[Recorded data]
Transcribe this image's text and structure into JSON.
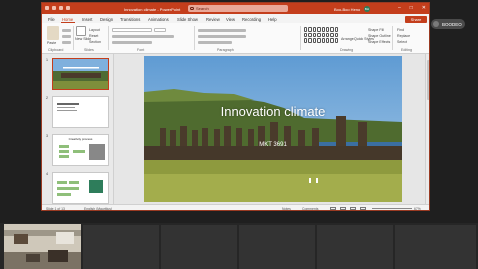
{
  "app": {
    "title": "Innovation climate - PowerPoint",
    "search_placeholder": "Search",
    "user": "Boo-Boo Heno",
    "user_initials": "BH"
  },
  "window_controls": [
    "–",
    "□",
    "✕"
  ],
  "ribbon": {
    "tabs": [
      "File",
      "Home",
      "Insert",
      "Design",
      "Transitions",
      "Animations",
      "Slide Show",
      "Review",
      "View",
      "Recording",
      "Help"
    ],
    "active_tab": "Home",
    "share_label": "Share",
    "groups": {
      "clipboard": "Clipboard",
      "slides": "Slides",
      "font": "Font",
      "paragraph": "Paragraph",
      "drawing": "Drawing",
      "editing": "Editing"
    },
    "buttons": {
      "paste": "Paste",
      "new_slide": "New Slide",
      "layout": "Layout",
      "reset": "Reset",
      "section": "Section",
      "arrange": "Arrange",
      "quick_styles": "Quick Styles",
      "shape_fill": "Shape Fill",
      "shape_outline": "Shape Outline",
      "shape_effects": "Shape Effects",
      "find": "Find",
      "replace": "Replace",
      "select": "Select"
    }
  },
  "thumbnails": [
    {
      "num": "1",
      "kind": "photo"
    },
    {
      "num": "2",
      "kind": "text"
    },
    {
      "num": "3",
      "kind": "diagram",
      "title": "Creativity process"
    },
    {
      "num": "4",
      "kind": "diagram2"
    }
  ],
  "slide": {
    "title": "Innovation climate",
    "subtitle": "MKT 3691"
  },
  "status": {
    "slide_info": "Slide 1 of 13",
    "language": "English (Mauritius)",
    "notes": "Notes",
    "comments": "Comments",
    "zoom": "67%"
  },
  "overlay": {
    "label": "BOODEO"
  },
  "colors": {
    "accent": "#c43e1c",
    "taskbar": "#262626"
  }
}
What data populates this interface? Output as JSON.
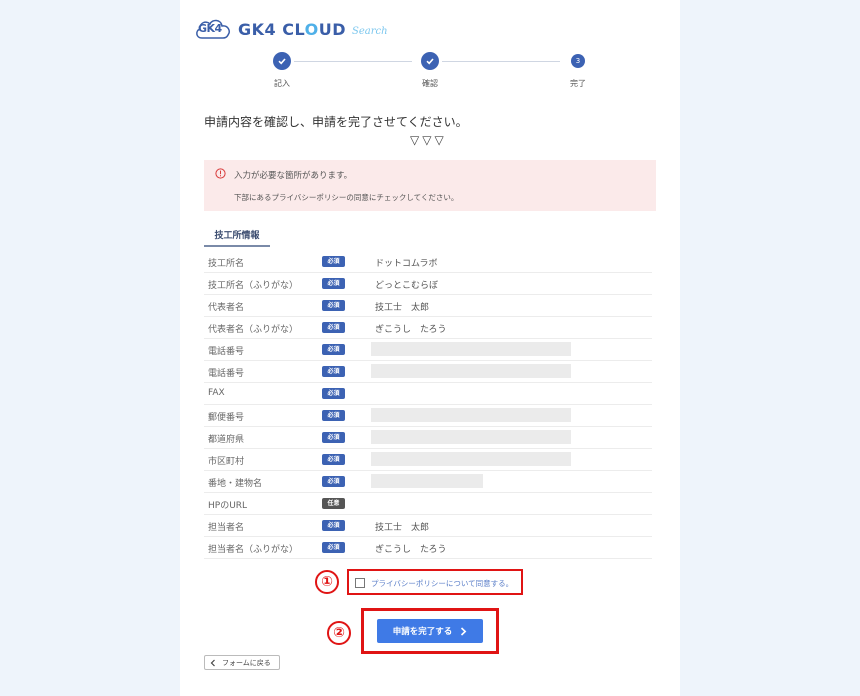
{
  "brand": {
    "badge_text": "GK4",
    "name_part1": "GK4 CL",
    "name_o": "O",
    "name_part2": "UD",
    "sub": "Search"
  },
  "steps": [
    {
      "label": "記入",
      "state": "done"
    },
    {
      "label": "確認",
      "state": "done"
    },
    {
      "label": "完了",
      "state": "current",
      "number": "3"
    }
  ],
  "instruction": "申請内容を確認し、申請を完了させてください。",
  "arrows": "▽▽▽",
  "alert": {
    "title": "入力が必要な箇所があります。",
    "detail": "下部にあるプライバシーポリシーの同意にチェックしてください。"
  },
  "section_title": "技工所情報",
  "badges": {
    "required": "必須",
    "optional": "任意"
  },
  "rows": [
    {
      "label": "技工所名",
      "badge": "必須",
      "value": "ドットコムラボ"
    },
    {
      "label": "技工所名（ふりがな）",
      "badge": "必須",
      "value": "どっとこむらぼ"
    },
    {
      "label": "代表者名",
      "badge": "必須",
      "value": "技工士　太郎"
    },
    {
      "label": "代表者名（ふりがな）",
      "badge": "必須",
      "value": "ぎこうし　たろう"
    },
    {
      "label": "電話番号",
      "badge": "必須",
      "value": ""
    },
    {
      "label": "電話番号",
      "badge": "必須",
      "value": ""
    },
    {
      "label": "FAX",
      "badge": "必須",
      "value": ""
    },
    {
      "label": "郵便番号",
      "badge": "必須",
      "value": ""
    },
    {
      "label": "都道府県",
      "badge": "必須",
      "value": ""
    },
    {
      "label": "市区町村",
      "badge": "必須",
      "value": ""
    },
    {
      "label": "番地・建物名",
      "badge": "必須",
      "value": ""
    },
    {
      "label": "HPのURL",
      "badge": "任意",
      "value": ""
    },
    {
      "label": "担当者名",
      "badge": "必須",
      "value": "技工士　太郎"
    },
    {
      "label": "担当者名（ふりがな）",
      "badge": "必須",
      "value": "ぎこうし　たろう"
    }
  ],
  "consent": {
    "label": "プライバシーポリシーについて同意する。",
    "checked": false
  },
  "annotations": {
    "one": "①",
    "two": "②"
  },
  "submit_label": "申請を完了する",
  "back_label": "フォームに戻る",
  "colors": {
    "accent": "#3c62b3",
    "button": "#3f7ae6",
    "annotation": "#e01414",
    "alert_bg": "#fbeaea"
  }
}
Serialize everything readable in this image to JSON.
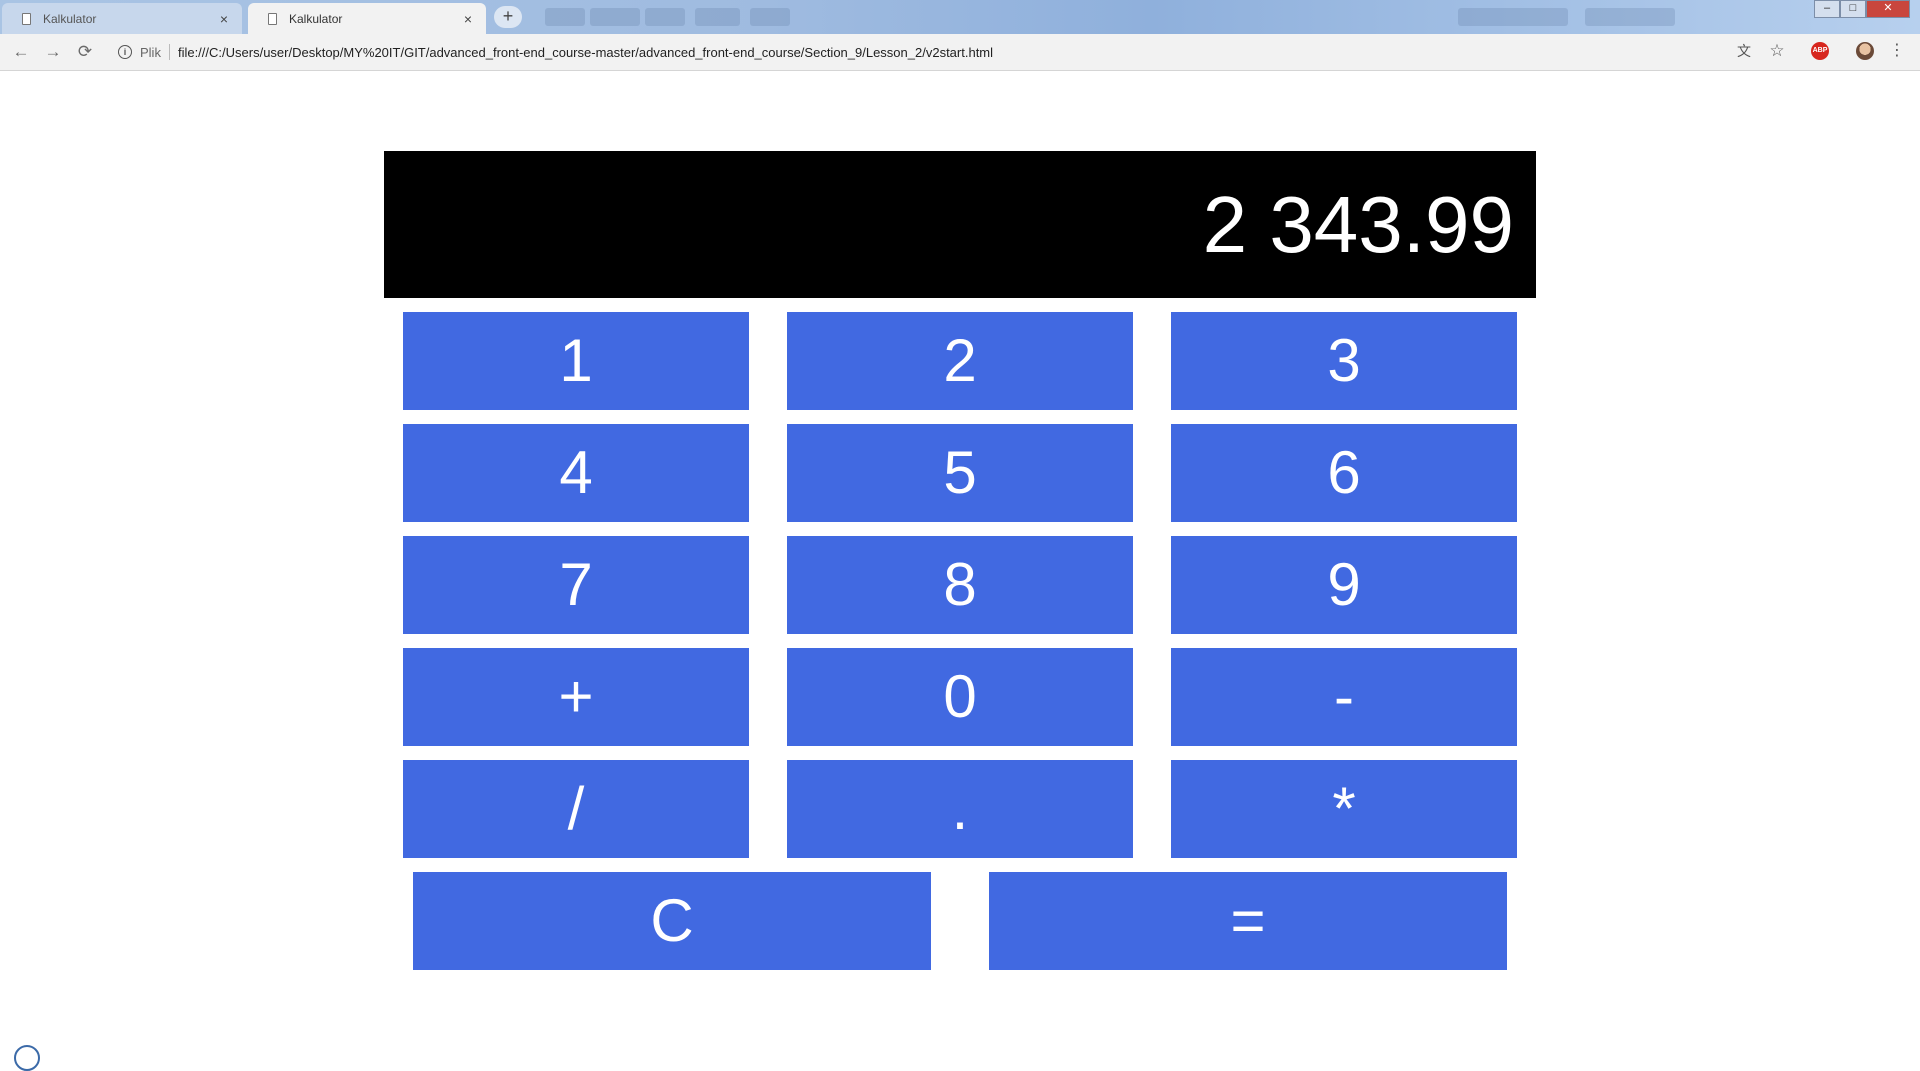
{
  "browser": {
    "tabs": [
      {
        "title": "Kalkulator",
        "close": "×"
      },
      {
        "title": "Kalkulator",
        "close": "×"
      }
    ],
    "new_tab": "+",
    "nav": {
      "back": "←",
      "forward": "→",
      "reload": "⟳"
    },
    "address": {
      "scheme_label": "Plik",
      "url": "file:///C:/Users/user/Desktop/MY%20IT/GIT/advanced_front-end_course-master/advanced_front-end_course/Section_9/Lesson_2/v2start.html"
    },
    "extensions": {
      "abp": "ABP",
      "star": "☆",
      "translate": "文",
      "menu": "⋮"
    },
    "window_controls": {
      "minimize": "–",
      "maximize": "□",
      "close": "✕"
    }
  },
  "calculator": {
    "display": "2 343.99",
    "keys": [
      {
        "label": "1"
      },
      {
        "label": "2"
      },
      {
        "label": "3"
      },
      {
        "label": "4"
      },
      {
        "label": "5"
      },
      {
        "label": "6"
      },
      {
        "label": "7"
      },
      {
        "label": "8"
      },
      {
        "label": "9"
      },
      {
        "label": "+"
      },
      {
        "label": "0"
      },
      {
        "label": "-"
      },
      {
        "label": "/"
      },
      {
        "label": "."
      },
      {
        "label": "*"
      }
    ],
    "clear": "C",
    "equals": "="
  },
  "colors": {
    "key_background": "#4169e1",
    "display_background": "#000000",
    "text": "#ffffff"
  }
}
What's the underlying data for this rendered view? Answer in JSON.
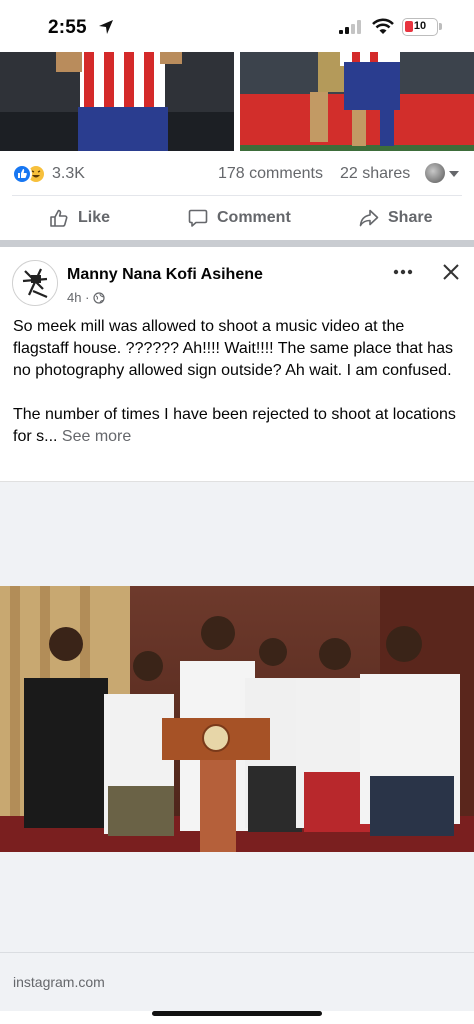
{
  "status_bar": {
    "time": "2:55",
    "battery": "10"
  },
  "prev_post": {
    "reaction_count": "3.3K",
    "comments": "178 comments",
    "shares": "22 shares",
    "actions": {
      "like": "Like",
      "comment": "Comment",
      "share": "Share"
    }
  },
  "post": {
    "author": "Manny Nana Kofi Asihene",
    "time": "4h ·",
    "text_p1": "So meek mill was allowed to shoot a music video at the flagstaff house. ?????? Ah!!!! Wait!!!! The same place that has no photography allowed sign outside? Ah wait. I am confused.",
    "text_p2": "The number of times I have been rejected to shoot at locations for s...",
    "see_more": "See more",
    "link_domain": "instagram.com"
  },
  "colors": {
    "accent": "#1877f2",
    "secondary_text": "#65676b",
    "separator": "#c9ccd1"
  }
}
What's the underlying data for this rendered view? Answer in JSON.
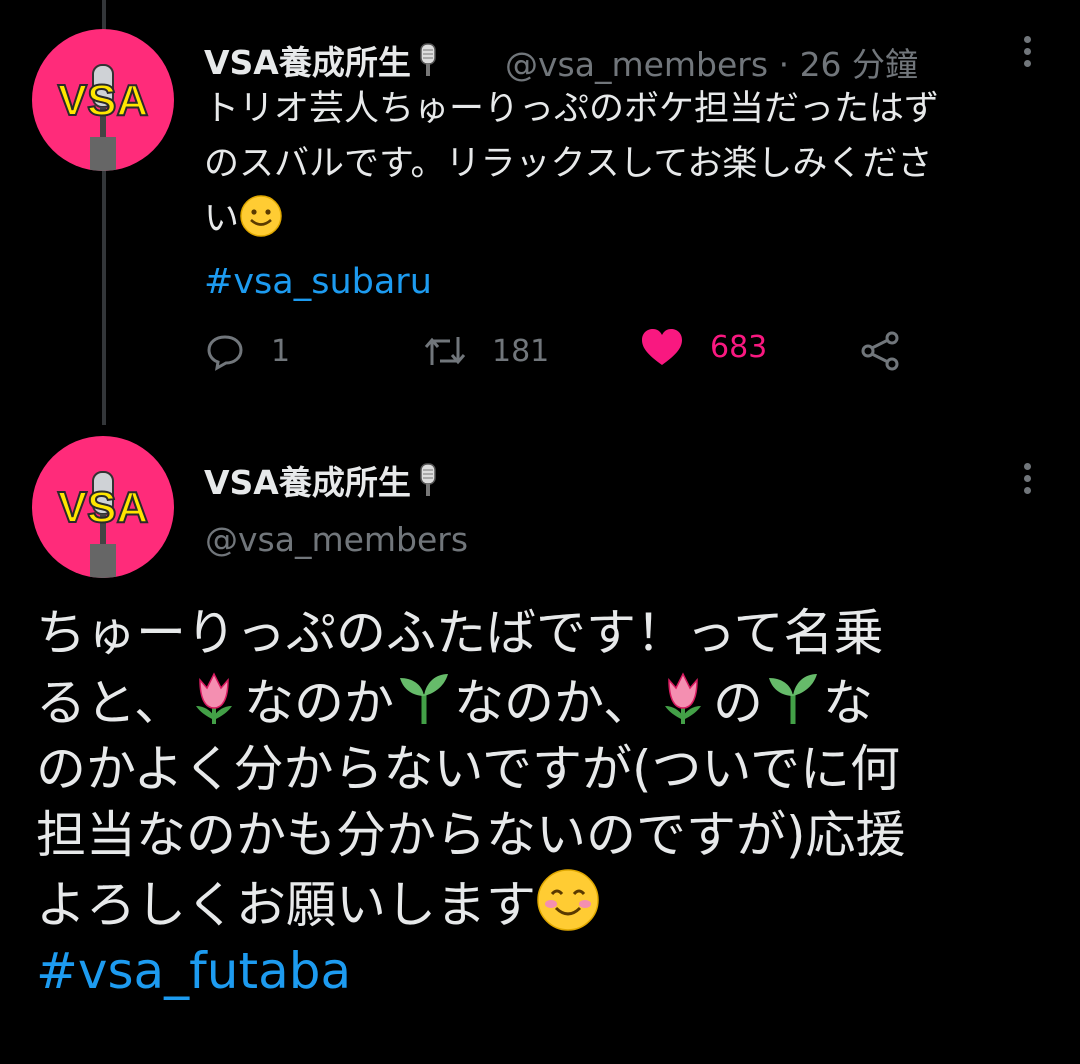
{
  "tweet1": {
    "display_name": "VSA養成所生",
    "handle": "@vsa_members",
    "separator": "·",
    "time": "26 分鐘",
    "text_line1": "トリオ芸人ちゅーりっぷのボケ担当だったはず",
    "text_line2": "のスバルです。リラックスしてお楽しみくださ",
    "text_line3": "い",
    "hashtag": "#vsa_subaru",
    "reply_count": "1",
    "retweet_count": "181",
    "like_count": "683",
    "icons": [
      "reply-icon",
      "retweet-icon",
      "heart-icon",
      "share-icon",
      "more-icon",
      "microphone-icon",
      "smile-emoji"
    ]
  },
  "tweet2": {
    "display_name": "VSA養成所生",
    "handle": "@vsa_members",
    "seg1": "ちゅーりっぷのふたばです！って名乗",
    "seg2": "ると、",
    "seg3": "なのか",
    "seg4": "なのか、",
    "seg5": "の",
    "seg6": "な",
    "seg7": "のかよく分からないですが(ついでに何",
    "seg8": "担当なのかも分からないのですが)応援",
    "seg9": "よろしくお願いします",
    "hashtag": "#vsa_futaba",
    "icons": [
      "tulip-emoji",
      "seedling-emoji",
      "blush-emoji",
      "more-icon",
      "microphone-icon"
    ]
  },
  "avatar_text": "VSA",
  "colors": {
    "background": "#000000",
    "avatar": "#ff2b7a",
    "avatar_text": "#ffe600",
    "link": "#1d9bf0",
    "like": "#f91880",
    "muted": "#71767b"
  }
}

> Directions: Using the records above, copy every line that has the word "accent" in it.

> Solution for this exercise:
    "accent": "#c43e1c",
    "accent": "#3c62b3",
    "accent": "#1877f2",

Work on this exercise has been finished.